Stored records
******

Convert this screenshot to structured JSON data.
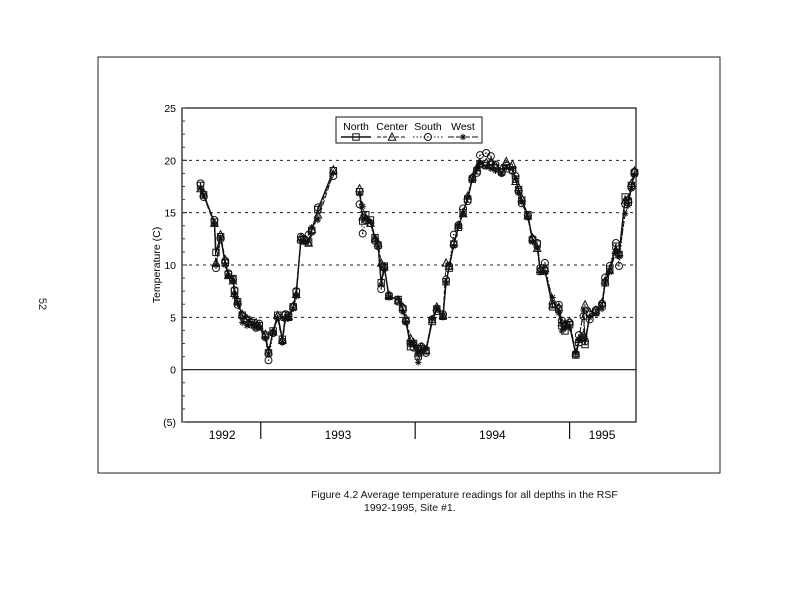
{
  "page_number": "52",
  "caption": {
    "line1": "Figure 4.2  Average temperature readings for all depths in the RSF",
    "line2": "1992-1995, Site #1."
  },
  "chart_data": {
    "type": "line",
    "title": "",
    "xlabel": "",
    "ylabel": "Temperature (C)",
    "xlim": [
      1992.49,
      1995.43
    ],
    "ylim": [
      -5,
      25
    ],
    "yticks": [
      25,
      20,
      15,
      10,
      5,
      0,
      -5
    ],
    "ytick_labels": [
      "25",
      "20",
      "15",
      "10",
      "5",
      "0",
      "(5)"
    ],
    "gridlines_y": [
      5,
      10,
      15,
      20
    ],
    "year_dividers": [
      1993,
      1994,
      1995
    ],
    "year_labels": [
      {
        "label": "1992",
        "center": 1992.75
      },
      {
        "label": "1993",
        "center": 1993.5
      },
      {
        "label": "1994",
        "center": 1994.5
      },
      {
        "label": "1995",
        "center": 1995.21
      }
    ],
    "legend": {
      "placement": "top-center",
      "entries": [
        "North",
        "Center",
        "South",
        "West"
      ]
    },
    "x": [
      1992.61,
      1992.63,
      1992.7,
      1992.71,
      1992.74,
      1992.77,
      1992.79,
      1992.82,
      1992.83,
      1992.85,
      1992.88,
      1992.91,
      1992.94,
      1992.97,
      1992.99,
      1993.03,
      1993.05,
      1993.08,
      1993.11,
      1993.14,
      1993.16,
      1993.18,
      1993.21,
      1993.23,
      1993.26,
      1993.28,
      1993.31,
      1993.33,
      1993.37,
      1993.47,
      1993.55,
      1993.64,
      1993.66,
      1993.68,
      1993.71,
      1993.74,
      1993.76,
      1993.78,
      1993.8,
      1993.83,
      1993.89,
      1993.92,
      1993.94,
      1993.97,
      1993.99,
      1994.02,
      1994.04,
      1994.07,
      1994.11,
      1994.14,
      1994.18,
      1994.2,
      1994.22,
      1994.25,
      1994.28,
      1994.31,
      1994.34,
      1994.37,
      1994.4,
      1994.42,
      1994.46,
      1994.49,
      1994.52,
      1994.56,
      1994.59,
      1994.63,
      1994.65,
      1994.67,
      1994.69,
      1994.73,
      1994.76,
      1994.79,
      1994.81,
      1994.84,
      1994.89,
      1994.93,
      1994.95,
      1994.97,
      1995.0,
      1995.04,
      1995.06,
      1995.09,
      1995.1,
      1995.13,
      1995.17,
      1995.21,
      1995.23,
      1995.26,
      1995.3,
      1995.32,
      1995.36,
      1995.38,
      1995.4,
      1995.42
    ],
    "series": [
      {
        "name": "North",
        "marker": "square",
        "line": "solid",
        "values": [
          17.6,
          16.7,
          14.1,
          11.2,
          12.7,
          10.2,
          9.1,
          8.7,
          7.5,
          6.5,
          5.2,
          4.8,
          4.5,
          4.2,
          4.2,
          3.3,
          1.6,
          3.7,
          5.2,
          2.9,
          5.2,
          5.0,
          6.0,
          7.4,
          12.4,
          12.4,
          12.2,
          13.3,
          15.3,
          19.0,
          null,
          17.0,
          14.2,
          14.8,
          14.3,
          12.6,
          11.9,
          8.3,
          9.9,
          7.0,
          6.7,
          5.8,
          4.7,
          2.2,
          2.5,
          1.3,
          2.0,
          1.8,
          4.6,
          5.8,
          5.1,
          8.4,
          9.7,
          12.0,
          13.6,
          15.0,
          16.3,
          18.2,
          19.0,
          19.6,
          19.5,
          19.6,
          19.3,
          18.9,
          19.2,
          19.1,
          18.2,
          17.2,
          16.2,
          14.8,
          12.4,
          12.0,
          9.4,
          9.5,
          6.0,
          5.8,
          4.2,
          3.7,
          4.3,
          1.4,
          2.6,
          3.1,
          2.4,
          5.3,
          5.5,
          6.1,
          8.3,
          9.6,
          11.8,
          11.0,
          16.5,
          16.0,
          17.6,
          18.8
        ]
      },
      {
        "name": "Center",
        "marker": "triangle",
        "line": "dashed",
        "values": [
          17.3,
          16.9,
          14.0,
          10.2,
          12.9,
          10.5,
          9.0,
          8.5,
          7.3,
          6.6,
          5.3,
          4.9,
          4.6,
          4.5,
          4.2,
          3.4,
          1.8,
          3.6,
          5.2,
          2.8,
          5.0,
          5.1,
          6.1,
          7.2,
          12.6,
          12.3,
          12.1,
          13.4,
          14.8,
          19.1,
          null,
          17.3,
          14.6,
          14.5,
          14.0,
          12.5,
          12.1,
          10.2,
          9.8,
          7.1,
          6.6,
          6.0,
          4.9,
          3.0,
          2.6,
          1.6,
          2.2,
          1.9,
          4.8,
          6.0,
          5.2,
          10.2,
          9.9,
          12.2,
          13.8,
          14.9,
          16.6,
          18.4,
          19.3,
          19.7,
          19.8,
          19.9,
          19.5,
          19.2,
          19.9,
          19.6,
          18.0,
          17.4,
          16.4,
          14.7,
          12.6,
          11.6,
          9.6,
          9.7,
          6.2,
          6.0,
          4.5,
          4.4,
          4.6,
          1.6,
          2.9,
          3.3,
          6.2,
          5.5,
          5.7,
          6.4,
          8.5,
          9.5,
          11.4,
          11.2,
          16.2,
          16.3,
          17.8,
          19.0
        ]
      },
      {
        "name": "South",
        "marker": "circle",
        "line": "dotted",
        "values": [
          17.8,
          16.5,
          14.3,
          9.7,
          12.5,
          10.4,
          9.2,
          8.6,
          7.6,
          6.2,
          5.1,
          4.7,
          4.3,
          4.0,
          4.4,
          3.1,
          0.9,
          3.5,
          5.0,
          2.7,
          5.3,
          5.2,
          6.0,
          7.5,
          12.7,
          12.5,
          12.9,
          13.2,
          15.5,
          18.5,
          null,
          15.8,
          13.0,
          14.3,
          14.0,
          12.3,
          11.8,
          7.7,
          9.8,
          7.1,
          6.5,
          5.9,
          4.6,
          2.5,
          2.1,
          2.0,
          2.2,
          1.6,
          4.8,
          5.6,
          5.3,
          8.6,
          9.9,
          12.9,
          13.8,
          15.4,
          16.1,
          18.3,
          18.8,
          20.5,
          20.7,
          20.4,
          19.6,
          18.8,
          19.5,
          19.0,
          18.5,
          17.0,
          15.9,
          14.7,
          12.5,
          12.1,
          9.7,
          10.2,
          6.3,
          6.2,
          4.7,
          4.2,
          4.5,
          1.5,
          3.3,
          5.1,
          2.7,
          4.8,
          5.7,
          6.3,
          8.8,
          9.9,
          12.1,
          9.9,
          15.8,
          16.2,
          17.4,
          18.9
        ]
      },
      {
        "name": "West",
        "marker": "asterisk",
        "line": "longdash",
        "values": [
          17.3,
          16.6,
          13.9,
          10.0,
          12.6,
          10.0,
          9.0,
          8.5,
          7.0,
          6.3,
          4.5,
          4.2,
          4.3,
          4.0,
          4.0,
          3.0,
          1.5,
          3.6,
          4.9,
          2.6,
          4.8,
          4.9,
          5.8,
          7.0,
          12.3,
          12.2,
          12.3,
          13.6,
          14.3,
          18.8,
          null,
          16.8,
          15.6,
          14.5,
          14.1,
          12.6,
          11.8,
          8.1,
          9.6,
          6.9,
          6.8,
          5.5,
          4.5,
          2.4,
          2.6,
          0.7,
          1.8,
          2.0,
          4.9,
          5.9,
          5.0,
          8.3,
          10.0,
          11.8,
          13.7,
          14.9,
          16.5,
          18.2,
          19.2,
          19.8,
          19.4,
          19.2,
          19.0,
          18.7,
          19.3,
          19.2,
          18.3,
          16.9,
          16.0,
          14.5,
          12.2,
          11.6,
          9.3,
          9.3,
          6.9,
          5.4,
          3.7,
          4.1,
          4.0,
          1.6,
          2.8,
          5.7,
          3.0,
          5.0,
          5.3,
          5.8,
          8.2,
          9.3,
          11.3,
          10.8,
          14.9,
          15.7,
          17.3,
          18.6
        ]
      }
    ]
  }
}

******

Directions:
In the entries above, find each line with the word "marker" and show it.

The output:
        "marker": "square",
        "marker": "triangle",
        "marker": "circle",
        "marker": "asterisk",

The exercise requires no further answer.